**ЦЕЛЬ ЗАДАНИЯ:**
Перепишите отрывок воспоминаний, начиная со слов «В апреле 1940» и до слов «слуху ни духу?», подставив «мае» вместо «апреле».

**ОТРЫВОК СТРАНИЦЫ:**
########################################

Писать приходилось только ночами, после того как выдохнешься на работе в редакции. Обстановка в конце тридцатых годов, надо сказать, была весьма неблагоприятной для творчества. Приходилось постоянно жить в необычайном напряжении. Как и все, я не был в состоянии понять, что происходит вокруг; многое невольно вызывало внутренний протест. И все же надо было, как говорил А. Фадеев, «жить и исполнять свои обязанности». Эту последнюю фразу из «Разгрома» я написал на отдельном листке и вывесил над своим домашним письменным столом.
Некоторые мои друзья считали, что я, увлекаясь темой гражданской войны, сознательно ухожу от современности. Но они ошибались. Я был уверен, что поступаю правильно. Меня не смущало то, что о гражданской войне было написано уже немало талантливых произведений. Как известно, в те годы то в одном, то в другом месте полыхали военные пожары, в воздухе чувствовалось обжигающее дыхание приближающейся большой войны. Ясно, что она была неизбежной, что она вот-вот разразится и на границах нашей Страны. О чем же прежде всего надо было писать в те дни? Да конечно же о том, как еще на заре Советской власти наши люди, голодные, оборванные, плохо вооруженные, защищали ее от разномастных вражеских полчищ и, если требовалось, жертвовали ради нее своей жизнью. О том, что Советская власть, едва появившись на свет, пробудила у наших людей патриотизм особого рода, гораздо выше и ярче того, каким они уже давно прославились во всем мире, когда приходилось с оружием в руках защищать свое Отечество. В природе патриотизма наших людей после победы Великой Октябрьской социалистической революции, несомненно, появилось много нового. На что способны люди, исповедующие идеи социализма, щедро одаренные благами свободного общества, широко открывшие глаза в светлые дали будущего? Это и было, по моему тогдашнему разумению, главной и самой злободневной темой для советской литературы.
В апреле 1940 года состоялась наша последняя встреча с А. С. Новиковым-Прибоем. Я приехал в Москву на расширенный пленум Правления Союза писателей СССР, посвященный памяти В. В. Маяковского. В дни пленума состоялась закладка памятника поэту — трибуну революции.
Встретив меня, Алексей Силыч спросил с некоторым упреком:
— Что-то о вас ни слуху ни духу?
— Выполнял свою пятилетку!
— А-а! — Он сразу же вспомнил, как советовал потратить пять лет на самообразование. — Ну и как? Выполнили? Теперь-то пишете? Хотя раз приехали на пленум, значит, не забросили…
После закладки памятника мы шли по улице Горького к центру столицы, и Алексей Силыч с живейшим интересом расспрашивал о том, что мне удалось написать в последнее время, когда я вновь занялся литературной работой, и о моих творческих планах на будущее. Узнав, что меня увлекла тема гражданской войны, Алексей Силыч с раздумьем заметил:
— Это сейчас горячая тема. Надо больше писать о том, как наши люди могут сражаться за Советскую власть. Ведь в воздухе пахнет войной.

########################################

**ФРАГМЕНТ НАБОРА ДАННЫХ:**
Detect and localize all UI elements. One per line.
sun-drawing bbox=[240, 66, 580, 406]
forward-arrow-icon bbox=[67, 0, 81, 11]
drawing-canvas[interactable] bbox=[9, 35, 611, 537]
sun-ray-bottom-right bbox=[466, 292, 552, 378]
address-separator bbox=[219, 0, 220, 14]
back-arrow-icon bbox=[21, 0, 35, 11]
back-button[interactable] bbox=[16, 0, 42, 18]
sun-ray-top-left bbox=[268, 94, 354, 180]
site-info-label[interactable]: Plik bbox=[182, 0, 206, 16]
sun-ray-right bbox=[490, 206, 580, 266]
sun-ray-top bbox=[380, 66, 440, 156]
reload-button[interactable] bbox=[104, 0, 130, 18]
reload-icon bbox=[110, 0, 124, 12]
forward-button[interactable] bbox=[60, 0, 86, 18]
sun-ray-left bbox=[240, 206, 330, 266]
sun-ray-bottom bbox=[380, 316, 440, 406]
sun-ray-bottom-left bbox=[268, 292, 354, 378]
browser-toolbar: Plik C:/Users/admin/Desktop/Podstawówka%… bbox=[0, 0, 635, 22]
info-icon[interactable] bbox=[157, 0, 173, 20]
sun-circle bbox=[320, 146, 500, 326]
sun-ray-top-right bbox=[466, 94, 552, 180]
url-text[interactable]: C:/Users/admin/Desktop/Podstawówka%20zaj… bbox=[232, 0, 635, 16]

########################################

**РЕШЁННОЕ ЗАДАНИЕ:**
В мае 1940 года состоялась наша последняя встреча с А. С. Новиковым-Прибоем. Я приехал в Москву на расширенный пленум Правления Союза писателей СССР, посвященный памяти В. В. Маяковского. В дни пленума состоялась закладка памятника поэту — трибуну революции.
Встретив меня, Алексей Силыч спросил с некоторым упреком:
— Что-то о вас ни слуху ни духу?